PROBLEM DETAILS ▸
Transcribe each record exactly. Include every one.
____ DATA PROVIDED
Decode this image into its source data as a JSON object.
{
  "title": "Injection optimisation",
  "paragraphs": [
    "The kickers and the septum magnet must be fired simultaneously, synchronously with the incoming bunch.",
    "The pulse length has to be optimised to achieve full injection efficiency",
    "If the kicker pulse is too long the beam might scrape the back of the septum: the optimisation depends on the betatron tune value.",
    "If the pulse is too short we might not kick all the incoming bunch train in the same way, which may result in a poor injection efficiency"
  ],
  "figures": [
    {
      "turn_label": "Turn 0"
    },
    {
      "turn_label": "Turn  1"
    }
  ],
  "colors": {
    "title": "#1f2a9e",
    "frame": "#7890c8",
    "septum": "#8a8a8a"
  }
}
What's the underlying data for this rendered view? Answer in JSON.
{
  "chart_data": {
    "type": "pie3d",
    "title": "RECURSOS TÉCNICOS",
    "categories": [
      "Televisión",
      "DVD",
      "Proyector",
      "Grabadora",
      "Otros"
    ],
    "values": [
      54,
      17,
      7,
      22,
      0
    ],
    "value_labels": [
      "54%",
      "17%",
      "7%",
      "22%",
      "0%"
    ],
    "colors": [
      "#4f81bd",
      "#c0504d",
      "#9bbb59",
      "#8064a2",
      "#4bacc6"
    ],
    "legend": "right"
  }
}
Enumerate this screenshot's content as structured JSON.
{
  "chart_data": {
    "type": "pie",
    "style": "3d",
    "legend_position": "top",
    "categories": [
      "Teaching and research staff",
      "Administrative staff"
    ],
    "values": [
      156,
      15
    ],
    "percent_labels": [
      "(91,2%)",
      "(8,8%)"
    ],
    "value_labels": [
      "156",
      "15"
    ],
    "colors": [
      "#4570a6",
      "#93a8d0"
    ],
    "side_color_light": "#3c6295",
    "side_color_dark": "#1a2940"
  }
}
________
WRITTEN REPLY ▸
Decode this image into its source data as a JSON object.
{
  "title": "Injection optimisation",
  "paragraphs": [
    "The kickers and the septum magnet must be fired simultaneously, synchronously with the incoming bunch.",
    "The pulse length has to be optimised to achieve full injection efficiency",
    "If the kicker pulse is too long the beam might scrape the back of the septum: the optimisation depends on the betatron tune value.",
    "If the pulse is too short we might not kick all the incoming bunch train in the same way, which may result in a poor injection efficiency"
  ],
  "figures": [
    {
      "turn_label": "Turn 0"
    },
    {
      "turn_label": "Turn  1"
    }
  ],
  "colors": {
    "title": "#1f2a9e",
    "frame": "#7890c8",
    "septum": "#8a8a8a"
  }
}
What's the underlying data for this rendered view? Answer in JSON.
{
  "chart_data": {
    "type": "pie3d",
    "title": "RECURSOS TÉCNICOS",
    "categories": [
      "Televisión",
      "DVD",
      "Proyector",
      "Grabadora",
      "Otros"
    ],
    "values": [
      54,
      17,
      7,
      22,
      0
    ],
    "value_labels": [
      "54%",
      "17%",
      "7%",
      "22%",
      "0%"
    ],
    "colors": [
      "#4f81bd",
      "#c0504d",
      "#9bbb59",
      "#8064a2",
      "#4bacc6"
    ],
    "legend": "right"
  }
}
Enumerate this screenshot's content as structured JSON.
{
  "chart_data": {
    "type": "pie",
    "style": "3d",
    "legend_position": "top",
    "categories": [
      "Teaching and research staff",
      "Administrative staff"
    ],
    "values": [
      156,
      15
    ],
    "percent_labels": [
      "(91,2%)",
      "(8,8%)"
    ],
    "value_labels": [
      "156",
      "15"
    ],
    "colors": [
      "#4570a6",
      "#93a8d0"
    ],
    "side_color_light": "#3c6295",
    "side_color_dark": "#1a2940"
  }
}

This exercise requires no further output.